Exercise goal.
Could you write out every entry exactly as it stands?

[Data excerpts]
━━━━━━

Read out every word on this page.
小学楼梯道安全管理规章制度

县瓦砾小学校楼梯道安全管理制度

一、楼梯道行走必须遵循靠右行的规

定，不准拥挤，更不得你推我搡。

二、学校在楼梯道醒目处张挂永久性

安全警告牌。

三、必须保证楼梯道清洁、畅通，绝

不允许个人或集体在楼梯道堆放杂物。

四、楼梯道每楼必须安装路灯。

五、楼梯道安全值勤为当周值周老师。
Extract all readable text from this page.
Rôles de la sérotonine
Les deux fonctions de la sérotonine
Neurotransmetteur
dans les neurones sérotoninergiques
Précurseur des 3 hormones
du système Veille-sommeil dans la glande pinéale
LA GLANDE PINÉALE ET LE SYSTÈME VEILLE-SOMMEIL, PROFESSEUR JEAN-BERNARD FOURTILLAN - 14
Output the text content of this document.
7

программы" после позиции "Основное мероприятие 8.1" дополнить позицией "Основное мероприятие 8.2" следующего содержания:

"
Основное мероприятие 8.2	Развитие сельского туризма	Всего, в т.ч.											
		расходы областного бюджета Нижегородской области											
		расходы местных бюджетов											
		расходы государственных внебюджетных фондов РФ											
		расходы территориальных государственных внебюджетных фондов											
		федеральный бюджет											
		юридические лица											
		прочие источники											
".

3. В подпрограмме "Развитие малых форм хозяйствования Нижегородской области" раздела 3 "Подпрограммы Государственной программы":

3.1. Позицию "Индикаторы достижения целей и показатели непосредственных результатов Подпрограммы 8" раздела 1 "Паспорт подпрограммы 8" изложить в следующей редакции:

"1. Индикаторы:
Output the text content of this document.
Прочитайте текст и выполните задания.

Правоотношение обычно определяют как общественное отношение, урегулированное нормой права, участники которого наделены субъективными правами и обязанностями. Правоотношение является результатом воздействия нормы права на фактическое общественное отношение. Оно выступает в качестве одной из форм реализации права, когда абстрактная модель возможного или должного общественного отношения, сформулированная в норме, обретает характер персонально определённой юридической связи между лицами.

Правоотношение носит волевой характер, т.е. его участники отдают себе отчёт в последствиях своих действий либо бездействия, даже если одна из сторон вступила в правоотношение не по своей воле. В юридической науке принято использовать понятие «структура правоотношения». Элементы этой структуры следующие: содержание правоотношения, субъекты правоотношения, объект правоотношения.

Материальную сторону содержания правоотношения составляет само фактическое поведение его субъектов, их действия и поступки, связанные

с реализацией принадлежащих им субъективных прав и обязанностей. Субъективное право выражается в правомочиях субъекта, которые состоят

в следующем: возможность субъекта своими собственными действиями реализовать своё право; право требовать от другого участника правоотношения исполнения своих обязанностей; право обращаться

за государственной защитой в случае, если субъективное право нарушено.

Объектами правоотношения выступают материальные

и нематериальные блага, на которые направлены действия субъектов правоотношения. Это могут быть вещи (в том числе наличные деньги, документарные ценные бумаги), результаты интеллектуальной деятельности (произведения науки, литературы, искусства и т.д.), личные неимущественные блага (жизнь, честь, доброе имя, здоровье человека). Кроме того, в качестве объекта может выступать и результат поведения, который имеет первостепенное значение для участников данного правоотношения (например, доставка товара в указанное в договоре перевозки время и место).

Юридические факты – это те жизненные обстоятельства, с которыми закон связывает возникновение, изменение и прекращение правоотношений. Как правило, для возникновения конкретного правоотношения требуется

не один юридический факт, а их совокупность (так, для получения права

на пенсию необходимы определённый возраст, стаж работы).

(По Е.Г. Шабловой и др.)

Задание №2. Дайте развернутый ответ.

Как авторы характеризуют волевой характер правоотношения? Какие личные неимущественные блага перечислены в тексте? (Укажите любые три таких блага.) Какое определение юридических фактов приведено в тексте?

━━━━━━

Written answer.
Read out every word on this page.
小学楼梯道安全管理规章制度

县瓦砾小学校楼梯道安全管理制度

一、楼梯道行走必须遵循靠右行的规

定，不准拥挤，更不得你推我搡。

二、学校在楼梯道醒目处张挂永久性

安全警告牌。

三、必须保证楼梯道清洁、畅通，绝

不允许个人或集体在楼梯道堆放杂物。

四、楼梯道每楼必须安装路灯。

五、楼梯道安全值勤为当周值周老师。
Extract all readable text from this page.
Rôles de la sérotonine
Les deux fonctions de la sérotonine
Neurotransmetteur
dans les neurones sérotoninergiques
Précurseur des 3 hormones
du système Veille-sommeil dans la glande pinéale
LA GLANDE PINÉALE ET LE SYSTÈME VEILLE-SOMMEIL, PROFESSEUR JEAN-BERNARD FOURTILLAN - 14
Output the text content of this document.
7

программы" после позиции "Основное мероприятие 8.1" дополнить позицией "Основное мероприятие 8.2" следующего содержания:

"
Основное мероприятие 8.2	Развитие сельского туризма	Всего, в т.ч.											
		расходы областного бюджета Нижегородской области											
		расходы местных бюджетов											
		расходы государственных внебюджетных фондов РФ											
		расходы территориальных государственных внебюджетных фондов											
		федеральный бюджет											
		юридические лица											
		прочие источники											
".

3. В подпрограмме "Развитие малых форм хозяйствования Нижегородской области" раздела 3 "Подпрограммы Государственной программы":

3.1. Позицию "Индикаторы достижения целей и показатели непосредственных результатов Подпрограммы 8" раздела 1 "Паспорт подпрограммы 8" изложить в следующей редакции:

"1. Индикаторы:
Output the text content of this document.
Прочитайте текст и выполните задания.

Правоотношение обычно определяют как общественное отношение, урегулированное нормой права, участники которого наделены субъективными правами и обязанностями. Правоотношение является результатом воздействия нормы права на фактическое общественное отношение. Оно выступает в качестве одной из форм реализации права, когда абстрактная модель возможного или должного общественного отношения, сформулированная в норме, обретает характер персонально определённой юридической связи между лицами.

Правоотношение носит волевой характер, т.е. его участники отдают себе отчёт в последствиях своих действий либо бездействия, даже если одна из сторон вступила в правоотношение не по своей воле. В юридической науке принято использовать понятие «структура правоотношения». Элементы этой структуры следующие: содержание правоотношения, субъекты правоотношения, объект правоотношения.

Материальную сторону содержания правоотношения составляет само фактическое поведение его субъектов, их действия и поступки, связанные

с реализацией принадлежащих им субъективных прав и обязанностей. Субъективное право выражается в правомочиях субъекта, которые состоят

в следующем: возможность субъекта своими собственными действиями реализовать своё право; право требовать от другого участника правоотношения исполнения своих обязанностей; право обращаться

за государственной защитой в случае, если субъективное право нарушено.

Объектами правоотношения выступают материальные

и нематериальные блага, на которые направлены действия субъектов правоотношения. Это могут быть вещи (в том числе наличные деньги, документарные ценные бумаги), результаты интеллектуальной деятельности (произведения науки, литературы, искусства и т.д.), личные неимущественные блага (жизнь, честь, доброе имя, здоровье человека). Кроме того, в качестве объекта может выступать и результат поведения, который имеет первостепенное значение для участников данного правоотношения (например, доставка товара в указанное в договоре перевозки время и место).

Юридические факты – это те жизненные обстоятельства, с которыми закон связывает возникновение, изменение и прекращение правоотношений. Как правило, для возникновения конкретного правоотношения требуется

не один юридический факт, а их совокупность (так, для получения права

на пенсию необходимы определённый возраст, стаж работы).

(По Е.Г. Шабловой и др.)

Задание №2. Дайте развернутый ответ.

Как авторы характеризуют волевой характер правоотношения? Какие личные неимущественные блага перечислены в тексте? (Укажите любые три таких блага.) Какое определение юридических фактов приведено в тексте?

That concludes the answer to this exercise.